Data listing:
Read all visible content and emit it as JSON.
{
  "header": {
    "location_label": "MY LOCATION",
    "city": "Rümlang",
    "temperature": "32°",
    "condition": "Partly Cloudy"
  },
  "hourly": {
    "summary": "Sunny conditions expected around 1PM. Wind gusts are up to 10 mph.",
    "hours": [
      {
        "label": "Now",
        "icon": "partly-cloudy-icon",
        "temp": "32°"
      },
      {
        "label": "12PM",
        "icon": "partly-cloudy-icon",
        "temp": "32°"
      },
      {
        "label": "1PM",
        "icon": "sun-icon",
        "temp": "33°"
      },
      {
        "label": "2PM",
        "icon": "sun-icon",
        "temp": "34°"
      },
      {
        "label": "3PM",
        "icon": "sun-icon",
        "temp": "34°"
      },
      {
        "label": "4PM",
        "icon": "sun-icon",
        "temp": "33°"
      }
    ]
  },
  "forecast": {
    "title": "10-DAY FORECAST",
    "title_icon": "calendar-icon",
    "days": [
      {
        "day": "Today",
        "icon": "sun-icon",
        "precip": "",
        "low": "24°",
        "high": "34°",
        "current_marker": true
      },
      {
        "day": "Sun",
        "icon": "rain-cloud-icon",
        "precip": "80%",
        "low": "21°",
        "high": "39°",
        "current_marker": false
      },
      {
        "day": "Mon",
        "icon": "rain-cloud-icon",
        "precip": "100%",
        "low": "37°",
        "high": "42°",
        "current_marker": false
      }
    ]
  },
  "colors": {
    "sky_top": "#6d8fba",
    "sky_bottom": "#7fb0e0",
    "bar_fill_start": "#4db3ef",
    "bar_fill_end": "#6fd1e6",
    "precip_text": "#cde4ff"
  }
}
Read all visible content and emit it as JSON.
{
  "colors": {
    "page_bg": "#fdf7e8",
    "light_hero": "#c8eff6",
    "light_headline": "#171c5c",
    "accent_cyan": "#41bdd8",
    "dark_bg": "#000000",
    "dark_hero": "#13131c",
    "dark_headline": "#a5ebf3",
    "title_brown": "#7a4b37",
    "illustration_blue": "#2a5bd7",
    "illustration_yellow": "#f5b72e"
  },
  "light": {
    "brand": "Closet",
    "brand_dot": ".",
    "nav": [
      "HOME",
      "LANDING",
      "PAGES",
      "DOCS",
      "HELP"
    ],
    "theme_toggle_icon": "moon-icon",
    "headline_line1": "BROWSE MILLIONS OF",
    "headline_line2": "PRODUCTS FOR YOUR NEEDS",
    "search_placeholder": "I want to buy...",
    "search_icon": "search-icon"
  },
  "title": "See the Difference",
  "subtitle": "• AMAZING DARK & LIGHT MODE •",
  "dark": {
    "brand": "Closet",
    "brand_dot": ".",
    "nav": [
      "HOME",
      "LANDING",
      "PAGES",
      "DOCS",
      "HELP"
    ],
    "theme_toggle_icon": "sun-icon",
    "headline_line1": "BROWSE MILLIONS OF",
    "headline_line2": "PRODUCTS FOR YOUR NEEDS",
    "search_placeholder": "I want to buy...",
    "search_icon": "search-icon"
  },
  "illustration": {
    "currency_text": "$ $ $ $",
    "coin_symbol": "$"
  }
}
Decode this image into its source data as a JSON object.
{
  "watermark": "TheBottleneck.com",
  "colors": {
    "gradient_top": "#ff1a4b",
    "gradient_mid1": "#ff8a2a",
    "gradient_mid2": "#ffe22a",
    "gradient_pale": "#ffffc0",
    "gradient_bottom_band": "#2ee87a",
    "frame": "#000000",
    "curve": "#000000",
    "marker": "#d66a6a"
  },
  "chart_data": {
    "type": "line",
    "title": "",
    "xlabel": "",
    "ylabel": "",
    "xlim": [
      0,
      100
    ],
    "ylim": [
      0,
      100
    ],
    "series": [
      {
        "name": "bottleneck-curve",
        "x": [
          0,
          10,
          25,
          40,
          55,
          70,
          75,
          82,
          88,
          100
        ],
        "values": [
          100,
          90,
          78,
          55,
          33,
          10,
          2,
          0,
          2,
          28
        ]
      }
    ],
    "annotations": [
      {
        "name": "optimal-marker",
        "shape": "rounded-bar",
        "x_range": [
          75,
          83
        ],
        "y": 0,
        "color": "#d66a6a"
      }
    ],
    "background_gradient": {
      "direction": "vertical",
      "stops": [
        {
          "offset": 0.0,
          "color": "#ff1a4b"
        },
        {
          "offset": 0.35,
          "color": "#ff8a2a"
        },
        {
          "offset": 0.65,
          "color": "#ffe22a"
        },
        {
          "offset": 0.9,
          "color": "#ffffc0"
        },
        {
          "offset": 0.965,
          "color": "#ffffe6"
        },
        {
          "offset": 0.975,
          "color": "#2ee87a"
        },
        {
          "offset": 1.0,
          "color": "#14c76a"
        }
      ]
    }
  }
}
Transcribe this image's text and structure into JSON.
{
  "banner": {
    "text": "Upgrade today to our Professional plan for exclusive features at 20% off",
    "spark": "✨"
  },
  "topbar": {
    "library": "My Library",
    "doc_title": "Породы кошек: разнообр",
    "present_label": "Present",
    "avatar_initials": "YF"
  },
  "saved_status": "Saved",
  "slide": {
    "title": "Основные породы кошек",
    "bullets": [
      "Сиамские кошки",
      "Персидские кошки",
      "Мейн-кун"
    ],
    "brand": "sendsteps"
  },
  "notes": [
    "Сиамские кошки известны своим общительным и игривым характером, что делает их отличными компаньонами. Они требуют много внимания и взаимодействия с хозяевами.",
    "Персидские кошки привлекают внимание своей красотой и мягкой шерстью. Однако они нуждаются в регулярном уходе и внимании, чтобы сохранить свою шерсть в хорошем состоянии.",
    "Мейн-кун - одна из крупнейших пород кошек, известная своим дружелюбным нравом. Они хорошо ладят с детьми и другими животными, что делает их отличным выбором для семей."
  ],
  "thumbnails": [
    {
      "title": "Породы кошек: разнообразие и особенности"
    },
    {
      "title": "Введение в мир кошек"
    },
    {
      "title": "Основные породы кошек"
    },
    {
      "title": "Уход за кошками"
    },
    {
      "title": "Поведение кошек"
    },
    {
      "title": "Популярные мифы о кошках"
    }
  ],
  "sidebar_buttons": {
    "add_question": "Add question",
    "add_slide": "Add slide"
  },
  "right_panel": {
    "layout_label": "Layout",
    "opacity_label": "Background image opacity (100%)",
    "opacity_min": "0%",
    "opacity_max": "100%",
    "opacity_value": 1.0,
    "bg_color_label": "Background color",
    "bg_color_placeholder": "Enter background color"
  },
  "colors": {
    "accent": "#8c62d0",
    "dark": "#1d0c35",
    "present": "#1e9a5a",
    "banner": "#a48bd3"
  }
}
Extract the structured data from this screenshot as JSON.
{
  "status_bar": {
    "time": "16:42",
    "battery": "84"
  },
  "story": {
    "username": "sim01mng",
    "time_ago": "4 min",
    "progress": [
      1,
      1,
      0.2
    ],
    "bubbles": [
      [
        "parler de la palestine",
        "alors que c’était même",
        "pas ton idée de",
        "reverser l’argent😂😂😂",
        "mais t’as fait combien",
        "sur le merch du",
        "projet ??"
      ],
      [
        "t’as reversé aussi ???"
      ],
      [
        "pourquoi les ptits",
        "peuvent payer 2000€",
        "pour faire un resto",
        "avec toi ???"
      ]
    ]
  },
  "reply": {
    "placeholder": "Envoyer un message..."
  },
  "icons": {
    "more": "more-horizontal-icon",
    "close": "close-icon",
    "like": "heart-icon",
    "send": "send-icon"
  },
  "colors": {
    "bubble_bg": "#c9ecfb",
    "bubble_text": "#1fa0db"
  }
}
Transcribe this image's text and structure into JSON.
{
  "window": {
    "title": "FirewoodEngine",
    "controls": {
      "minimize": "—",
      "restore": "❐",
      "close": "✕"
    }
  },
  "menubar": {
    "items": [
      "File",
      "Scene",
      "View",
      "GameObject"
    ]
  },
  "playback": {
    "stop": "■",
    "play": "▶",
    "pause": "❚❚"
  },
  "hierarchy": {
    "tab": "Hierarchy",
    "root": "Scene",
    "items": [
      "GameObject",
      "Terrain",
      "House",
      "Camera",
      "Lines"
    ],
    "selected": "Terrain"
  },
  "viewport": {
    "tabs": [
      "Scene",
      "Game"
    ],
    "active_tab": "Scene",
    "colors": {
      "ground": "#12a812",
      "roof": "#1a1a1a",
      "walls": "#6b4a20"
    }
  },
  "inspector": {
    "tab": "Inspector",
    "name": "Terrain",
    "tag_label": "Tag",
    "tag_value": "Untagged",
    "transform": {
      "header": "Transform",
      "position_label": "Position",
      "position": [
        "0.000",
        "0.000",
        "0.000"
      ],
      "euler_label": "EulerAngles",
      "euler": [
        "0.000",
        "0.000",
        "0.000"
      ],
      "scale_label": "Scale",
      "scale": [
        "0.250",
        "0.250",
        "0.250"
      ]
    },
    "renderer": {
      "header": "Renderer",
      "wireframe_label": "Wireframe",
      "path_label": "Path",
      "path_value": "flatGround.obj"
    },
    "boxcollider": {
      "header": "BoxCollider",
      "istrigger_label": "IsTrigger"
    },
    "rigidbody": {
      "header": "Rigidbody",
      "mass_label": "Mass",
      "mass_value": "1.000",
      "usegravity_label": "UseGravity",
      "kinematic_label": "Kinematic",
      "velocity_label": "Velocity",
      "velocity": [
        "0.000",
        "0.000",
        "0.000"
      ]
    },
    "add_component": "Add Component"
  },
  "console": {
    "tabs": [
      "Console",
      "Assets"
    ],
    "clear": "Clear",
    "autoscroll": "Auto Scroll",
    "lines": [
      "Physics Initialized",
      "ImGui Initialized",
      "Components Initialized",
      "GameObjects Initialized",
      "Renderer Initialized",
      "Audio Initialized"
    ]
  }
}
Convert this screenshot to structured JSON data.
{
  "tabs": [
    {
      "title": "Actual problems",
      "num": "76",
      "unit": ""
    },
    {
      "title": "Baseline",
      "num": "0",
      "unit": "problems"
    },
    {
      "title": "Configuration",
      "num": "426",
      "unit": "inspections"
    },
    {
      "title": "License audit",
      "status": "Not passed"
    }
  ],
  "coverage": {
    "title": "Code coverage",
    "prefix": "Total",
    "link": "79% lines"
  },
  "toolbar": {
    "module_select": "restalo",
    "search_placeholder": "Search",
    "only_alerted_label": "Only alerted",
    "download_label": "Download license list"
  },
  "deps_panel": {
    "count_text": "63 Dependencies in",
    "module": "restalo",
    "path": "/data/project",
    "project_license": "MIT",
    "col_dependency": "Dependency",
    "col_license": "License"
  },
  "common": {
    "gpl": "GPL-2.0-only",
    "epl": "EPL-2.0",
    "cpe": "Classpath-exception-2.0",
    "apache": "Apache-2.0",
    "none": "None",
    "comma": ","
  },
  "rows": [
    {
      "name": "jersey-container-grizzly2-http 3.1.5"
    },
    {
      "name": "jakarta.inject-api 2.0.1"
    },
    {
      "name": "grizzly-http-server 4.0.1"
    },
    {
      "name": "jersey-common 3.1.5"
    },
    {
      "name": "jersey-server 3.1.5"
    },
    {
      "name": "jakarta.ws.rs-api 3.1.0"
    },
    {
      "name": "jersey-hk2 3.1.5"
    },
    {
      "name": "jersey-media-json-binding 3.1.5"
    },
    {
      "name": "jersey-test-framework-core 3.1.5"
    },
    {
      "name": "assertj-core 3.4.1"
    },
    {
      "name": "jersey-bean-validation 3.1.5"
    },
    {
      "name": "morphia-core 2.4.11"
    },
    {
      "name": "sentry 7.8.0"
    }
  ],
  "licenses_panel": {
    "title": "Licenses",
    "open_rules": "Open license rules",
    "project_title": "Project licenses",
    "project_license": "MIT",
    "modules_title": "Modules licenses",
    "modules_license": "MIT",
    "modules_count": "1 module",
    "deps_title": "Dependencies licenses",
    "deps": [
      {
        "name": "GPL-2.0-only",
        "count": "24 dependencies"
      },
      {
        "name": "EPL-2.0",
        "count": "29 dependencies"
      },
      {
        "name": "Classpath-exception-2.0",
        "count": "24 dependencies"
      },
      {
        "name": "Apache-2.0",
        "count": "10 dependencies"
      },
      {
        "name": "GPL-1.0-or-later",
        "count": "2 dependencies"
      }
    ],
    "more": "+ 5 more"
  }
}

▸ Required work
Take every line above carrying "image" and return it.

▸ Solution below
Decode this image into its source data as a JSON object.
Transcribe this image's text and structure into JSON.
    "opacity_label": "Background image opacity (100%)",
Transcribe this image's text and structure into JSON.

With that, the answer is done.